The data |

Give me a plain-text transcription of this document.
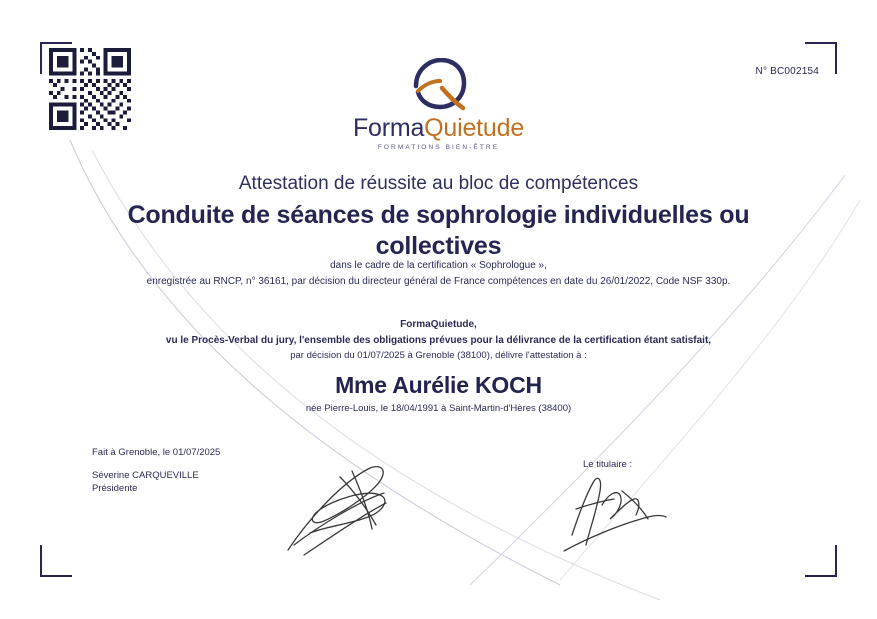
N° BC002154
FormaQuietude
FORMATIONS BIEN-ÊTRE
Attestation de réussite au bloc de compétences
Conduite de séances de sophrologie individuelles ou collectives
dans le cadre de la certification « Sophrologue »,
enregistrée au RNCP, n° 36161, par décision du directeur général de France compétences en date du 26/01/2022, Code NSF 330p.
FormaQuietude,
vu le Procès-Verbal du jury, l'ensemble des obligations prévues pour la délivrance de la certification étant satisfait,
par décision du 01/07/2025 à Grenoble (38100), délivre l'attestation à :
Mme Aurélie KOCH
née Pierre-Louis, le 18/04/1991 à Saint-Martin-d'Hères (38400)
Fait à Grenoble, le 01/07/2025
Séverine CARQUEVILLE
Présidente
Le titulaire :
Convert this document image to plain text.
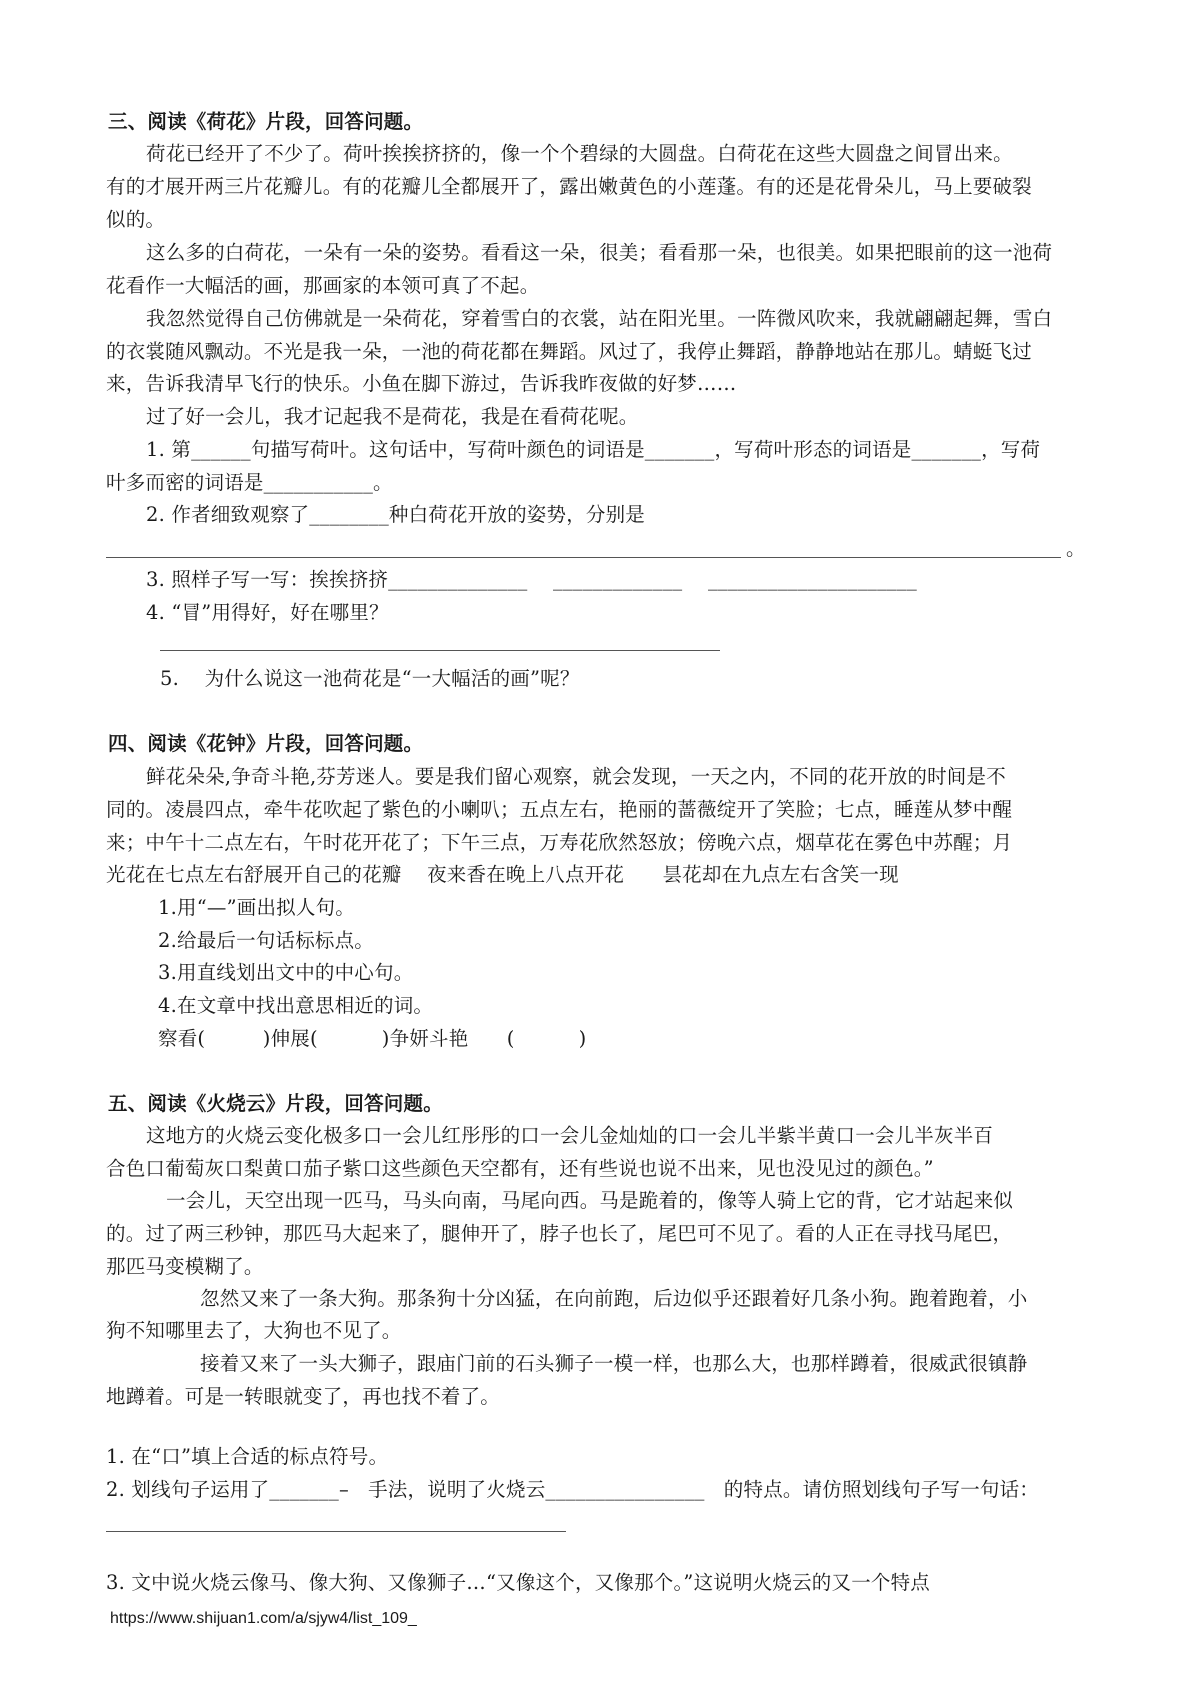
三、阅读《荷花》片段，回答问题。
荷花已经开了不少了。荷叶挨挨挤挤的，像一个个碧绿的大圆盘。白荷花在这些大圆盘之间冒出来。
有的才展开两三片花瓣儿。有的花瓣儿全都展开了，露出嫩黄色的小莲蓬。有的还是花骨朵儿，马上要破裂
似的。
这么多的白荷花，一朵有一朵的姿势。看看这一朵，很美；看看那一朵，也很美。如果把眼前的这一池荷
花看作一大幅活的画，那画家的本领可真了不起。
我忽然觉得自己仿佛就是一朵荷花，穿着雪白的衣裳，站在阳光里。一阵微风吹来，我就翩翩起舞，雪白
的衣裳随风飘动。不光是我一朵，一池的荷花都在舞蹈。风过了，我停止舞蹈，静静地站在那儿。蜻蜓飞过
来，告诉我清早飞行的快乐。小鱼在脚下游过，告诉我昨夜做的好梦……
过了好一会儿，我才记起我不是荷花，我是在看荷花呢。
1. 第______句描写荷叶。这句话中，写荷叶颜色的词语是_______，写荷叶形态的词语是_______，写荷
叶多而密的词语是___________。
2. 作者细致观察了________种白荷花开放的姿势，分别是
。
3. 照样子写一写：挨挨挤挤______________    _____________    _____________________
4. “冒”用得好，好在哪里？
5.    为什么说这一池荷花是“一大幅活的画”呢？
四、阅读《花钟》片段，回答问题。
鲜花朵朵,争奇斗艳,芬芳迷人。要是我们留心观察，就会发现，一天之内，不同的花开放的时间是不
同的。凌晨四点，牵牛花吹起了紫色的小喇叭；五点左右，艳丽的蔷薇绽开了笑脸；七点，睡莲从梦中醒
来；中午十二点左右，午时花开花了；下午三点，万寿花欣然怒放；傍晚六点，烟草花在雾色中苏醒；月
光花在七点左右舒展开自己的花瓣    夜来香在晚上八点开花      昙花却在九点左右含笑一现
1.用“—”画出拟人句。
2.给最后一句话标标点。
3.用直线划出文中的中心句。
4.在文章中找出意思相近的词。
察看(         )伸展(          )争妍斗艳      (          )
五、阅读《火烧云》片段，回答问题。
这地方的火烧云变化极多口一会儿红彤彤的口一会儿金灿灿的口一会儿半紫半黄口一会儿半灰半百
合色口葡萄灰口梨黄口茄子紫口这些颜色天空都有，还有些说也说不出来，见也没见过的颜色。”
一会儿，天空出现一匹马，马头向南，马尾向西。马是跪着的，像等人骑上它的背，它才站起来似
的。过了两三秒钟，那匹马大起来了，腿伸开了，脖子也长了，尾巴可不见了。看的人正在寻找马尾巴，
那匹马变模糊了。
忽然又来了一条大狗。那条狗十分凶猛，在向前跑，后边似乎还跟着好几条小狗。跑着跑着，小
狗不知哪里去了，大狗也不见了。
接着又来了一头大狮子，跟庙门前的石头狮子一模一样，也那么大，也那样蹲着，很威武很镇静
地蹲着。可是一转眼就变了，再也找不着了。
1. 在“口”填上合适的标点符号。
2. 划线句子运用了_______–   手法，说明了火烧云________________   的特点。请仿照划线句子写一句话：
3. 文中说火烧云像马、像大狗、又像狮子…“又像这个，又像那个。”这说明火烧云的又一个特点
https://www.shijuan1.com/a/sjyw4/list_109_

What to work on | Repeat every record precisely. Any picture among them stays out of the copy.

Correct output |
Give me a plain-text transcription of this document.
N° BC002154
FormaQuietude
FORMATIONS BIEN-ÊTRE
Attestation de réussite au bloc de compétences
Conduite de séances de sophrologie individuelles ou collectives
dans le cadre de la certification « Sophrologue »,
enregistrée au RNCP, n° 36161, par décision du directeur général de France compétences en date du 26/01/2022, Code NSF 330p.
FormaQuietude,
vu le Procès-Verbal du jury, l'ensemble des obligations prévues pour la délivrance de la certification étant satisfait,
par décision du 01/07/2025 à Grenoble (38100), délivre l'attestation à :
Mme Aurélie KOCH
née Pierre-Louis, le 18/04/1991 à Saint-Martin-d'Hères (38400)
Fait à Grenoble, le 01/07/2025
Séverine CARQUEVILLE
Présidente
Le titulaire :
Convert this document image to plain text.
三、阅读《荷花》片段，回答问题。
荷花已经开了不少了。荷叶挨挨挤挤的，像一个个碧绿的大圆盘。白荷花在这些大圆盘之间冒出来。
有的才展开两三片花瓣儿。有的花瓣儿全都展开了，露出嫩黄色的小莲蓬。有的还是花骨朵儿，马上要破裂
似的。
这么多的白荷花，一朵有一朵的姿势。看看这一朵，很美；看看那一朵，也很美。如果把眼前的这一池荷
花看作一大幅活的画，那画家的本领可真了不起。
我忽然觉得自己仿佛就是一朵荷花，穿着雪白的衣裳，站在阳光里。一阵微风吹来，我就翩翩起舞，雪白
的衣裳随风飘动。不光是我一朵，一池的荷花都在舞蹈。风过了，我停止舞蹈，静静地站在那儿。蜻蜓飞过
来，告诉我清早飞行的快乐。小鱼在脚下游过，告诉我昨夜做的好梦……
过了好一会儿，我才记起我不是荷花，我是在看荷花呢。
1. 第______句描写荷叶。这句话中，写荷叶颜色的词语是_______，写荷叶形态的词语是_______，写荷
叶多而密的词语是___________。
2. 作者细致观察了________种白荷花开放的姿势，分别是
。
3. 照样子写一写：挨挨挤挤______________    _____________    _____________________
4. “冒”用得好，好在哪里？
5.    为什么说这一池荷花是“一大幅活的画”呢？
四、阅读《花钟》片段，回答问题。
鲜花朵朵,争奇斗艳,芬芳迷人。要是我们留心观察，就会发现，一天之内，不同的花开放的时间是不
同的。凌晨四点，牵牛花吹起了紫色的小喇叭；五点左右，艳丽的蔷薇绽开了笑脸；七点，睡莲从梦中醒
来；中午十二点左右，午时花开花了；下午三点，万寿花欣然怒放；傍晚六点，烟草花在雾色中苏醒；月
光花在七点左右舒展开自己的花瓣    夜来香在晚上八点开花      昙花却在九点左右含笑一现
1.用“—”画出拟人句。
2.给最后一句话标标点。
3.用直线划出文中的中心句。
4.在文章中找出意思相近的词。
察看(         )伸展(          )争妍斗艳      (          )
五、阅读《火烧云》片段，回答问题。
这地方的火烧云变化极多口一会儿红彤彤的口一会儿金灿灿的口一会儿半紫半黄口一会儿半灰半百
合色口葡萄灰口梨黄口茄子紫口这些颜色天空都有，还有些说也说不出来，见也没见过的颜色。”
一会儿，天空出现一匹马，马头向南，马尾向西。马是跪着的，像等人骑上它的背，它才站起来似
的。过了两三秒钟，那匹马大起来了，腿伸开了，脖子也长了，尾巴可不见了。看的人正在寻找马尾巴，
那匹马变模糊了。
忽然又来了一条大狗。那条狗十分凶猛，在向前跑，后边似乎还跟着好几条小狗。跑着跑着，小
狗不知哪里去了，大狗也不见了。
接着又来了一头大狮子，跟庙门前的石头狮子一模一样，也那么大，也那样蹲着，很威武很镇静
地蹲着。可是一转眼就变了，再也找不着了。
1. 在“口”填上合适的标点符号。
2. 划线句子运用了_______–   手法，说明了火烧云________________   的特点。请仿照划线句子写一句话：
3. 文中说火烧云像马、像大狗、又像狮子…“又像这个，又像那个。”这说明火烧云的又一个特点
https://www.shijuan1.com/a/sjyw4/list_109_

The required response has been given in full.